YOUR GOAL. Make an exact copy of the listing below.

Collected data entries:
------------------------------------------------

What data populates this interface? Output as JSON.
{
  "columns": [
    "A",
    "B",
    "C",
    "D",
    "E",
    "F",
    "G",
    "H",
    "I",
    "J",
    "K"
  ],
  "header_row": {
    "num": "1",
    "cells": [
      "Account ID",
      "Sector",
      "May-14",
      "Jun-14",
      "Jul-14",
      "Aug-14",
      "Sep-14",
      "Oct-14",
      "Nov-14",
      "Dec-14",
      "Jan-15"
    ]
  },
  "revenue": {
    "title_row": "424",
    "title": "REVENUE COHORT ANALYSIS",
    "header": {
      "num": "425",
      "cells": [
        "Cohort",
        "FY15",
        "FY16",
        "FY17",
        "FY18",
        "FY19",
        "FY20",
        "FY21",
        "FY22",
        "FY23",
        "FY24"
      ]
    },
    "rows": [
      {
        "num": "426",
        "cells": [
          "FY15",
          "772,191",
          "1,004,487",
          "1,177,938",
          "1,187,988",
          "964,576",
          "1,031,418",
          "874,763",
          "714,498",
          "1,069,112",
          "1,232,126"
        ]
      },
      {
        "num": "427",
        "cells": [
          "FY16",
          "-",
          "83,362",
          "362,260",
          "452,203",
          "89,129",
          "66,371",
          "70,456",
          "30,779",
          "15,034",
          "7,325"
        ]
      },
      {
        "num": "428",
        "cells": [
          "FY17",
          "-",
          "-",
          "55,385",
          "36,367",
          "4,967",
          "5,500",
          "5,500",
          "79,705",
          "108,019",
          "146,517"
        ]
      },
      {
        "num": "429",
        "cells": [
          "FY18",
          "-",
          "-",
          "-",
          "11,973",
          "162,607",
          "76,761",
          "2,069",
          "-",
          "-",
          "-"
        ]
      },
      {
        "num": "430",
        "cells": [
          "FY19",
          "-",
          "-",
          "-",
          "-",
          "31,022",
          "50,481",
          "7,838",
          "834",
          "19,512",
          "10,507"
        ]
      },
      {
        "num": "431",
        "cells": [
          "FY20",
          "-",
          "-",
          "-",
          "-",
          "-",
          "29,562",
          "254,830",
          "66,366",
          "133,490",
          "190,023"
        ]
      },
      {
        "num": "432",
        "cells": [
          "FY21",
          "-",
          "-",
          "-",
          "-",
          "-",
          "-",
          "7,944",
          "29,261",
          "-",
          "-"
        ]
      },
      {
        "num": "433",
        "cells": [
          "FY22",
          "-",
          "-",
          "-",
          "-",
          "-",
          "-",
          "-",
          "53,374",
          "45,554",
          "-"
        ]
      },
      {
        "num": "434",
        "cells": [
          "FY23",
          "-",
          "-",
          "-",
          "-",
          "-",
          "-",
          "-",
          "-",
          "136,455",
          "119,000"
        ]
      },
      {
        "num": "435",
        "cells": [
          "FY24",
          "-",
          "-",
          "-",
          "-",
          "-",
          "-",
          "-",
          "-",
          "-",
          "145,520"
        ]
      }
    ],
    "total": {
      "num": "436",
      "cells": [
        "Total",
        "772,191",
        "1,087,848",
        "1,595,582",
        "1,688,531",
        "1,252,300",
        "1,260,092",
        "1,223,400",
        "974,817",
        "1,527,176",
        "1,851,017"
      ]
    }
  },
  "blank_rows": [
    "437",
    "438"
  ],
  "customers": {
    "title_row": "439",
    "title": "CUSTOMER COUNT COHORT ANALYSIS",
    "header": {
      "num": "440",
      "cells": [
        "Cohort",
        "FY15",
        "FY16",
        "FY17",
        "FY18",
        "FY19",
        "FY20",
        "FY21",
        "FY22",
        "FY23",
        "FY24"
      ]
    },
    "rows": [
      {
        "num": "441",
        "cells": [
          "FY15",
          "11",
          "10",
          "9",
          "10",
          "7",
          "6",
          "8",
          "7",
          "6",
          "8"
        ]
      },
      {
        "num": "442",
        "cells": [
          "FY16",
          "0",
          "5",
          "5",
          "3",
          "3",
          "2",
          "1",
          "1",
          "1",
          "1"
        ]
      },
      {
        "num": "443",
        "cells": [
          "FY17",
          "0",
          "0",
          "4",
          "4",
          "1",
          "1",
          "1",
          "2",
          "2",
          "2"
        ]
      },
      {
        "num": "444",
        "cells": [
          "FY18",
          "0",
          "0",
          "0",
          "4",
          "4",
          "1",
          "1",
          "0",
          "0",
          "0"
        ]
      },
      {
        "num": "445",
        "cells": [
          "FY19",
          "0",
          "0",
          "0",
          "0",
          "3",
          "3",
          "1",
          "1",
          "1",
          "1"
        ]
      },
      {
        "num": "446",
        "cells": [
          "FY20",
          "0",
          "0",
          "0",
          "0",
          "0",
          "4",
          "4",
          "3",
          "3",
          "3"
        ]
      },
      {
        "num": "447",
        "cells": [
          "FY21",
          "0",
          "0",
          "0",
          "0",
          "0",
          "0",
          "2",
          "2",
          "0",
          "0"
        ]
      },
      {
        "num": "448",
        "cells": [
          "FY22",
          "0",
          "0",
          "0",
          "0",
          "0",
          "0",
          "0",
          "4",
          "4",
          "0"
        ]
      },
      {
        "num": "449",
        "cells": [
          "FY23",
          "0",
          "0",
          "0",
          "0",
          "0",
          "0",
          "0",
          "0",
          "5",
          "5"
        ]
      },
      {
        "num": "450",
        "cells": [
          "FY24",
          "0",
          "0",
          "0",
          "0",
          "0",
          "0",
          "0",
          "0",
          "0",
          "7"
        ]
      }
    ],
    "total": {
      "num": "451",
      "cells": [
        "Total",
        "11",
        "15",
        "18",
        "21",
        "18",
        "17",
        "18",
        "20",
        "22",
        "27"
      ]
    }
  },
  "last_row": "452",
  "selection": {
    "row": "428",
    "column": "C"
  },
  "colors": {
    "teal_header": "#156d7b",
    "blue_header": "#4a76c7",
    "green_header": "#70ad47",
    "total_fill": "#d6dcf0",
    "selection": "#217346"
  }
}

------------------------------------------------

TASK RESULT.
What data populates this interface? Output as JSON.
{
  "columns": [
    "A",
    "B",
    "C",
    "D",
    "E",
    "F",
    "G",
    "H",
    "I",
    "J",
    "K"
  ],
  "header_row": {
    "num": "1",
    "cells": [
      "Account ID",
      "Sector",
      "May-14",
      "Jun-14",
      "Jul-14",
      "Aug-14",
      "Sep-14",
      "Oct-14",
      "Nov-14",
      "Dec-14",
      "Jan-15"
    ]
  },
  "revenue": {
    "title_row": "424",
    "title": "REVENUE COHORT ANALYSIS",
    "header": {
      "num": "425",
      "cells": [
        "Cohort",
        "FY15",
        "FY16",
        "FY17",
        "FY18",
        "FY19",
        "FY20",
        "FY21",
        "FY22",
        "FY23",
        "FY24"
      ]
    },
    "rows": [
      {
        "num": "426",
        "cells": [
          "FY15",
          "772,191",
          "1,004,487",
          "1,177,938",
          "1,187,988",
          "964,576",
          "1,031,418",
          "874,763",
          "714,498",
          "1,069,112",
          "1,232,126"
        ]
      },
      {
        "num": "427",
        "cells": [
          "FY16",
          "-",
          "83,362",
          "362,260",
          "452,203",
          "89,129",
          "66,371",
          "70,456",
          "30,779",
          "15,034",
          "7,325"
        ]
      },
      {
        "num": "428",
        "cells": [
          "FY17",
          "-",
          "-",
          "55,385",
          "36,367",
          "4,967",
          "5,500",
          "5,500",
          "79,705",
          "108,019",
          "146,517"
        ]
      },
      {
        "num": "429",
        "cells": [
          "FY18",
          "-",
          "-",
          "-",
          "11,973",
          "162,607",
          "76,761",
          "2,069",
          "-",
          "-",
          "-"
        ]
      },
      {
        "num": "430",
        "cells": [
          "FY19",
          "-",
          "-",
          "-",
          "-",
          "31,022",
          "50,481",
          "7,838",
          "834",
          "19,512",
          "10,507"
        ]
      },
      {
        "num": "431",
        "cells": [
          "FY20",
          "-",
          "-",
          "-",
          "-",
          "-",
          "29,562",
          "254,830",
          "66,366",
          "133,490",
          "190,023"
        ]
      },
      {
        "num": "432",
        "cells": [
          "FY21",
          "-",
          "-",
          "-",
          "-",
          "-",
          "-",
          "7,944",
          "29,261",
          "-",
          "-"
        ]
      },
      {
        "num": "433",
        "cells": [
          "FY22",
          "-",
          "-",
          "-",
          "-",
          "-",
          "-",
          "-",
          "53,374",
          "45,554",
          "-"
        ]
      },
      {
        "num": "434",
        "cells": [
          "FY23",
          "-",
          "-",
          "-",
          "-",
          "-",
          "-",
          "-",
          "-",
          "136,455",
          "119,000"
        ]
      },
      {
        "num": "435",
        "cells": [
          "FY24",
          "-",
          "-",
          "-",
          "-",
          "-",
          "-",
          "-",
          "-",
          "-",
          "145,520"
        ]
      }
    ],
    "total": {
      "num": "436",
      "cells": [
        "Total",
        "772,191",
        "1,087,848",
        "1,595,582",
        "1,688,531",
        "1,252,300",
        "1,260,092",
        "1,223,400",
        "974,817",
        "1,527,176",
        "1,851,017"
      ]
    }
  },
  "blank_rows": [
    "437",
    "438"
  ],
  "customers": {
    "title_row": "439",
    "title": "CUSTOMER COUNT COHORT ANALYSIS",
    "header": {
      "num": "440",
      "cells": [
        "Cohort",
        "FY15",
        "FY16",
        "FY17",
        "FY18",
        "FY19",
        "FY20",
        "FY21",
        "FY22",
        "FY23",
        "FY24"
      ]
    },
    "rows": [
      {
        "num": "441",
        "cells": [
          "FY15",
          "11",
          "10",
          "9",
          "10",
          "7",
          "6",
          "8",
          "7",
          "6",
          "8"
        ]
      },
      {
        "num": "442",
        "cells": [
          "FY16",
          "0",
          "5",
          "5",
          "3",
          "3",
          "2",
          "1",
          "1",
          "1",
          "1"
        ]
      },
      {
        "num": "443",
        "cells": [
          "FY17",
          "0",
          "0",
          "4",
          "4",
          "1",
          "1",
          "1",
          "2",
          "2",
          "2"
        ]
      },
      {
        "num": "444",
        "cells": [
          "FY18",
          "0",
          "0",
          "0",
          "4",
          "4",
          "1",
          "1",
          "0",
          "0",
          "0"
        ]
      },
      {
        "num": "445",
        "cells": [
          "FY19",
          "0",
          "0",
          "0",
          "0",
          "3",
          "3",
          "1",
          "1",
          "1",
          "1"
        ]
      },
      {
        "num": "446",
        "cells": [
          "FY20",
          "0",
          "0",
          "0",
          "0",
          "0",
          "4",
          "4",
          "3",
          "3",
          "3"
        ]
      },
      {
        "num": "447",
        "cells": [
          "FY21",
          "0",
          "0",
          "0",
          "0",
          "0",
          "0",
          "2",
          "2",
          "0",
          "0"
        ]
      },
      {
        "num": "448",
        "cells": [
          "FY22",
          "0",
          "0",
          "0",
          "0",
          "0",
          "0",
          "0",
          "4",
          "4",
          "0"
        ]
      },
      {
        "num": "449",
        "cells": [
          "FY23",
          "0",
          "0",
          "0",
          "0",
          "0",
          "0",
          "0",
          "0",
          "5",
          "5"
        ]
      },
      {
        "num": "450",
        "cells": [
          "FY24",
          "0",
          "0",
          "0",
          "0",
          "0",
          "0",
          "0",
          "0",
          "0",
          "7"
        ]
      }
    ],
    "total": {
      "num": "451",
      "cells": [
        "Total",
        "11",
        "15",
        "18",
        "21",
        "18",
        "17",
        "18",
        "20",
        "22",
        "27"
      ]
    }
  },
  "last_row": "452",
  "selection": {
    "row": "428",
    "column": "C"
  },
  "colors": {
    "teal_header": "#156d7b",
    "blue_header": "#4a76c7",
    "green_header": "#70ad47",
    "total_fill": "#d6dcf0",
    "selection": "#217346"
  }
}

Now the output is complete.